-- Begin --
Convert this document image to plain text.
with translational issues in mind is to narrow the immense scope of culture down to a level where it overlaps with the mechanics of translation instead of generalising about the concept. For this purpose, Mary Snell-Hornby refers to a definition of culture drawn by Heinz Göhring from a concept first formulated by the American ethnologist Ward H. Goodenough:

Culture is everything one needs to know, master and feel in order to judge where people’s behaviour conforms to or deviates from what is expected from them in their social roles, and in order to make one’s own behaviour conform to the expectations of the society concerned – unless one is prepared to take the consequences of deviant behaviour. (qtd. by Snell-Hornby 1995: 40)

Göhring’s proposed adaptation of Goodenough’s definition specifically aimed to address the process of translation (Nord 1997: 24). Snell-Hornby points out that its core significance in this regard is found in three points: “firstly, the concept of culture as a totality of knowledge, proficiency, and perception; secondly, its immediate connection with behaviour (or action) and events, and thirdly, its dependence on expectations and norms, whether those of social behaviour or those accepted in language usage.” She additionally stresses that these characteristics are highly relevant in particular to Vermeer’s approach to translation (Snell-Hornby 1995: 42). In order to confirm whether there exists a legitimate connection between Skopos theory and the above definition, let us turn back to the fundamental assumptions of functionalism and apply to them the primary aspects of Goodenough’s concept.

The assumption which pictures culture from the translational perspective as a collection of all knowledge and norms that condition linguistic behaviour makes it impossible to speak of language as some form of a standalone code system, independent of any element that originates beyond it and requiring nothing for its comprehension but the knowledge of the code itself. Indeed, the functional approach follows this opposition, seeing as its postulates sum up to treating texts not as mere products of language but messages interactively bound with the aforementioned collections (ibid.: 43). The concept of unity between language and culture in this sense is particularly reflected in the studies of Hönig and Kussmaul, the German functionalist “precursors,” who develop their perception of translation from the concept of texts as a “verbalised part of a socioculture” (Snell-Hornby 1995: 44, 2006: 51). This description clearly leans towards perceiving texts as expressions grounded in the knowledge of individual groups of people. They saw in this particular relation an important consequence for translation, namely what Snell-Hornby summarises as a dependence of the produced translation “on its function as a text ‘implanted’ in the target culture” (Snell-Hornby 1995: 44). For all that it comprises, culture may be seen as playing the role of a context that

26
-- End --
§ Exercise details
Copy out every entry again, exactly as it was given.

§ Solution to this task
Convert this document image to plain text.
with translational issues in mind is to narrow the immense scope of culture down to a level where it overlaps with the mechanics of translation instead of generalising about the concept. For this purpose, Mary Snell-Hornby refers to a definition of culture drawn by Heinz Göhring from a concept first formulated by the American ethnologist Ward H. Goodenough:

Culture is everything one needs to know, master and feel in order to judge where people’s behaviour conforms to or deviates from what is expected from them in their social roles, and in order to make one’s own behaviour conform to the expectations of the society concerned – unless one is prepared to take the consequences of deviant behaviour. (qtd. by Snell-Hornby 1995: 40)

Göhring’s proposed adaptation of Goodenough’s definition specifically aimed to address the process of translation (Nord 1997: 24). Snell-Hornby points out that its core significance in this regard is found in three points: “firstly, the concept of culture as a totality of knowledge, proficiency, and perception; secondly, its immediate connection with behaviour (or action) and events, and thirdly, its dependence on expectations and norms, whether those of social behaviour or those accepted in language usage.” She additionally stresses that these characteristics are highly relevant in particular to Vermeer’s approach to translation (Snell-Hornby 1995: 42). In order to confirm whether there exists a legitimate connection between Skopos theory and the above definition, let us turn back to the fundamental assumptions of functionalism and apply to them the primary aspects of Goodenough’s concept.

The assumption which pictures culture from the translational perspective as a collection of all knowledge and norms that condition linguistic behaviour makes it impossible to speak of language as some form of a standalone code system, independent of any element that originates beyond it and requiring nothing for its comprehension but the knowledge of the code itself. Indeed, the functional approach follows this opposition, seeing as its postulates sum up to treating texts not as mere products of language but messages interactively bound with the aforementioned collections (ibid.: 43). The concept of unity between language and culture in this sense is particularly reflected in the studies of Hönig and Kussmaul, the German functionalist “precursors,” who develop their perception of translation from the concept of texts as a “verbalised part of a socioculture” (Snell-Hornby 1995: 44, 2006: 51). This description clearly leans towards perceiving texts as expressions grounded in the knowledge of individual groups of people. They saw in this particular relation an important consequence for translation, namely what Snell-Hornby summarises as a dependence of the produced translation “on its function as a text ‘implanted’ in the target culture” (Snell-Hornby 1995: 44). For all that it comprises, culture may be seen as playing the role of a context that

26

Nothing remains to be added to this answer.